Requirements: The entries below should be quoted exactly, with no pictures carried over.

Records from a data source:
....
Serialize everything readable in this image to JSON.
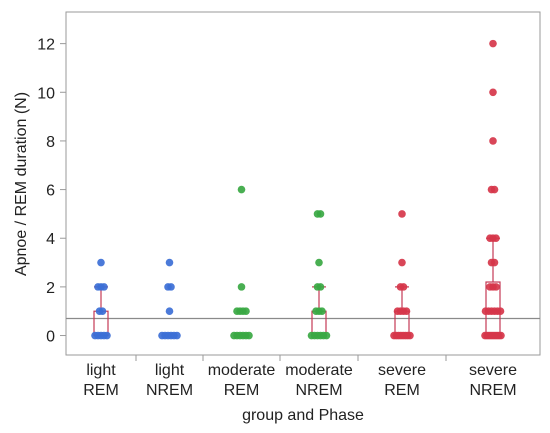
{
  "colors": {
    "blue": "#3c6fd6",
    "green": "#3aa843",
    "red": "#d6364a",
    "box": "#c43a55",
    "refline": "#8a8a8a",
    "frame": "#9a9a9a"
  },
  "chart_data": {
    "type": "scatter",
    "title": "",
    "xlabel": "group and Phase",
    "ylabel": "Apnoe / REM duration (N)",
    "ylim": [
      -0.8,
      13.3
    ],
    "yticks": [
      0,
      2,
      4,
      6,
      8,
      10,
      12
    ],
    "y_tick_labels": [
      "0",
      "2",
      "4",
      "6",
      "8",
      "10",
      "12"
    ],
    "reference_line_y": 0.7,
    "categories": [
      {
        "line1": "light",
        "line2": "REM"
      },
      {
        "line1": "light",
        "line2": "NREM"
      },
      {
        "line1": "moderate",
        "line2": "REM"
      },
      {
        "line1": "moderate",
        "line2": "NREM"
      },
      {
        "line1": "severe",
        "line2": "REM"
      },
      {
        "line1": "severe",
        "line2": "NREM"
      }
    ],
    "series": [
      {
        "color": "blue",
        "points": [
          0,
          0,
          0,
          0,
          0,
          1,
          1,
          2,
          2,
          2,
          3
        ],
        "box": {
          "q1": 0,
          "median": 0,
          "q3": 1,
          "whisker_high": 2
        }
      },
      {
        "color": "blue",
        "points": [
          0,
          0,
          0,
          0,
          0,
          0,
          1,
          2,
          2,
          3
        ],
        "box": null
      },
      {
        "color": "green",
        "points": [
          0,
          0,
          0,
          0,
          0,
          0,
          1,
          1,
          1,
          1,
          2,
          6
        ],
        "box": {
          "q1": 0,
          "median": 0,
          "q3": 0,
          "whisker_high": 0
        }
      },
      {
        "color": "green",
        "points": [
          0,
          0,
          0,
          0,
          0,
          0,
          1,
          1,
          1,
          2,
          2,
          3,
          5,
          5
        ],
        "box": {
          "q1": 0,
          "median": 0,
          "q3": 1,
          "whisker_high": 2
        }
      },
      {
        "color": "red",
        "points": [
          0,
          0,
          0,
          0,
          0,
          0,
          0,
          0,
          1,
          1,
          1,
          1,
          2,
          2,
          3,
          5
        ],
        "box": {
          "q1": 0,
          "median": 0,
          "q3": 1,
          "whisker_high": 2
        }
      },
      {
        "color": "red",
        "points": [
          0,
          0,
          0,
          0,
          0,
          0,
          0,
          0,
          0,
          1,
          1,
          1,
          1,
          1,
          1,
          2,
          2,
          2,
          3,
          3,
          4,
          4,
          4,
          6,
          6,
          8,
          10,
          12
        ],
        "box": {
          "q1": 0,
          "median": 1,
          "q3": 2.2,
          "whisker_high": 4
        }
      }
    ]
  }
}
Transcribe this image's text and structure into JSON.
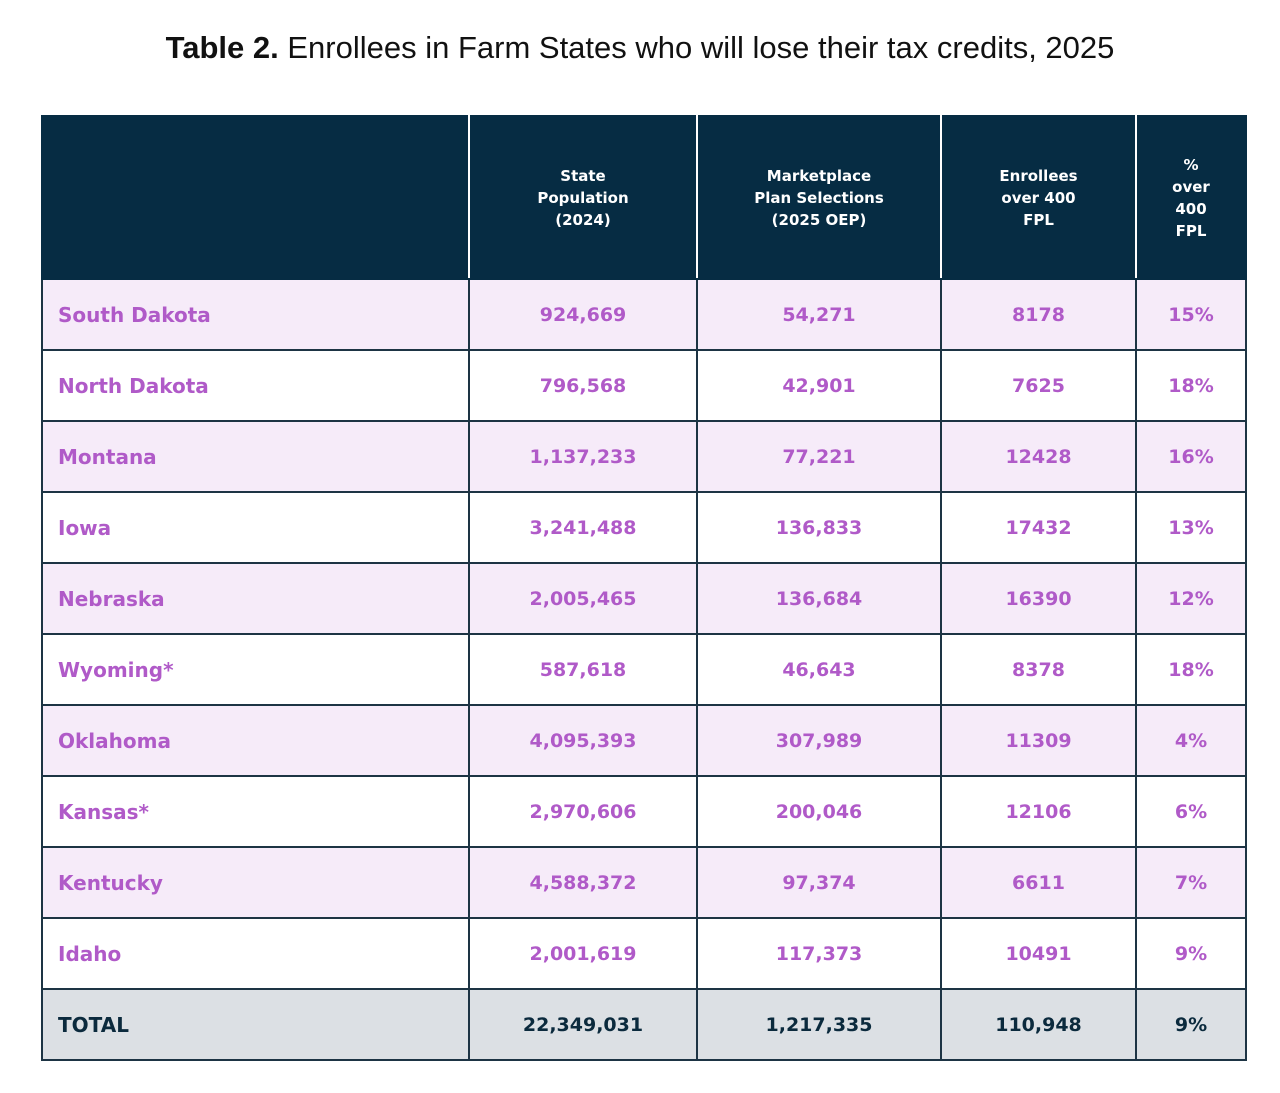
{
  "title": {
    "label": "Table 2.",
    "text": "Enrollees in Farm States who will lose their tax credits, 2025"
  },
  "table": {
    "header": [
      [],
      [
        "State",
        "Population",
        "(2024)"
      ],
      [
        "Marketplace",
        "Plan Selections",
        "(2025 OEP)"
      ],
      [
        "Enrollees",
        "over 400",
        "FPL"
      ],
      [
        "%",
        "over",
        "400",
        "FPL"
      ]
    ],
    "rows": [
      [
        "South Dakota",
        "924,669",
        "54,271",
        "8178",
        "15%"
      ],
      [
        "North Dakota",
        "796,568",
        "42,901",
        "7625",
        "18%"
      ],
      [
        "Montana",
        "1,137,233",
        "77,221",
        "12428",
        "16%"
      ],
      [
        "Iowa",
        "3,241,488",
        "136,833",
        "17432",
        "13%"
      ],
      [
        "Nebraska",
        "2,005,465",
        "136,684",
        "16390",
        "12%"
      ],
      [
        "Wyoming*",
        "587,618",
        "46,643",
        "8378",
        "18%"
      ],
      [
        "Oklahoma",
        "4,095,393",
        "307,989",
        "11309",
        "4%"
      ],
      [
        "Kansas*",
        "2,970,606",
        "200,046",
        "12106",
        "6%"
      ],
      [
        "Kentucky",
        "4,588,372",
        "97,374",
        "6611",
        "7%"
      ],
      [
        "Idaho",
        "2,001,619",
        "117,373",
        "10491",
        "9%"
      ]
    ],
    "total": [
      "TOTAL",
      "22,349,031",
      "1,217,335",
      "110,948",
      "9%"
    ]
  }
}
....
Task answer:
Serialize everything readable in this image to JSON.
{
  "colors": {
    "blue": "#3c6fd6",
    "green": "#3aa843",
    "red": "#d6364a",
    "box": "#c43a55",
    "refline": "#8a8a8a",
    "frame": "#9a9a9a"
  },
  "chart_data": {
    "type": "scatter",
    "title": "",
    "xlabel": "group and Phase",
    "ylabel": "Apnoe / REM duration (N)",
    "ylim": [
      -0.8,
      13.3
    ],
    "yticks": [
      0,
      2,
      4,
      6,
      8,
      10,
      12
    ],
    "y_tick_labels": [
      "0",
      "2",
      "4",
      "6",
      "8",
      "10",
      "12"
    ],
    "reference_line_y": 0.7,
    "categories": [
      {
        "line1": "light",
        "line2": "REM"
      },
      {
        "line1": "light",
        "line2": "NREM"
      },
      {
        "line1": "moderate",
        "line2": "REM"
      },
      {
        "line1": "moderate",
        "line2": "NREM"
      },
      {
        "line1": "severe",
        "line2": "REM"
      },
      {
        "line1": "severe",
        "line2": "NREM"
      }
    ],
    "series": [
      {
        "color": "blue",
        "points": [
          0,
          0,
          0,
          0,
          0,
          1,
          1,
          2,
          2,
          2,
          3
        ],
        "box": {
          "q1": 0,
          "median": 0,
          "q3": 1,
          "whisker_high": 2
        }
      },
      {
        "color": "blue",
        "points": [
          0,
          0,
          0,
          0,
          0,
          0,
          1,
          2,
          2,
          3
        ],
        "box": null
      },
      {
        "color": "green",
        "points": [
          0,
          0,
          0,
          0,
          0,
          0,
          1,
          1,
          1,
          1,
          2,
          6
        ],
        "box": {
          "q1": 0,
          "median": 0,
          "q3": 0,
          "whisker_high": 0
        }
      },
      {
        "color": "green",
        "points": [
          0,
          0,
          0,
          0,
          0,
          0,
          1,
          1,
          1,
          2,
          2,
          3,
          5,
          5
        ],
        "box": {
          "q1": 0,
          "median": 0,
          "q3": 1,
          "whisker_high": 2
        }
      },
      {
        "color": "red",
        "points": [
          0,
          0,
          0,
          0,
          0,
          0,
          0,
          0,
          1,
          1,
          1,
          1,
          2,
          2,
          3,
          5
        ],
        "box": {
          "q1": 0,
          "median": 0,
          "q3": 1,
          "whisker_high": 2
        }
      },
      {
        "color": "red",
        "points": [
          0,
          0,
          0,
          0,
          0,
          0,
          0,
          0,
          0,
          1,
          1,
          1,
          1,
          1,
          1,
          2,
          2,
          2,
          3,
          3,
          4,
          4,
          4,
          6,
          6,
          8,
          10,
          12
        ],
        "box": {
          "q1": 0,
          "median": 1,
          "q3": 2.2,
          "whisker_high": 4
        }
      }
    ]
  }
}
Transcribe this image's text and structure into JSON.
{
  "title": {
    "label": "Table 2.",
    "text": "Enrollees in Farm States who will lose their tax credits, 2025"
  },
  "table": {
    "header": [
      [],
      [
        "State",
        "Population",
        "(2024)"
      ],
      [
        "Marketplace",
        "Plan Selections",
        "(2025 OEP)"
      ],
      [
        "Enrollees",
        "over 400",
        "FPL"
      ],
      [
        "%",
        "over",
        "400",
        "FPL"
      ]
    ],
    "rows": [
      [
        "South Dakota",
        "924,669",
        "54,271",
        "8178",
        "15%"
      ],
      [
        "North Dakota",
        "796,568",
        "42,901",
        "7625",
        "18%"
      ],
      [
        "Montana",
        "1,137,233",
        "77,221",
        "12428",
        "16%"
      ],
      [
        "Iowa",
        "3,241,488",
        "136,833",
        "17432",
        "13%"
      ],
      [
        "Nebraska",
        "2,005,465",
        "136,684",
        "16390",
        "12%"
      ],
      [
        "Wyoming*",
        "587,618",
        "46,643",
        "8378",
        "18%"
      ],
      [
        "Oklahoma",
        "4,095,393",
        "307,989",
        "11309",
        "4%"
      ],
      [
        "Kansas*",
        "2,970,606",
        "200,046",
        "12106",
        "6%"
      ],
      [
        "Kentucky",
        "4,588,372",
        "97,374",
        "6611",
        "7%"
      ],
      [
        "Idaho",
        "2,001,619",
        "117,373",
        "10491",
        "9%"
      ]
    ],
    "total": [
      "TOTAL",
      "22,349,031",
      "1,217,335",
      "110,948",
      "9%"
    ]
  }
}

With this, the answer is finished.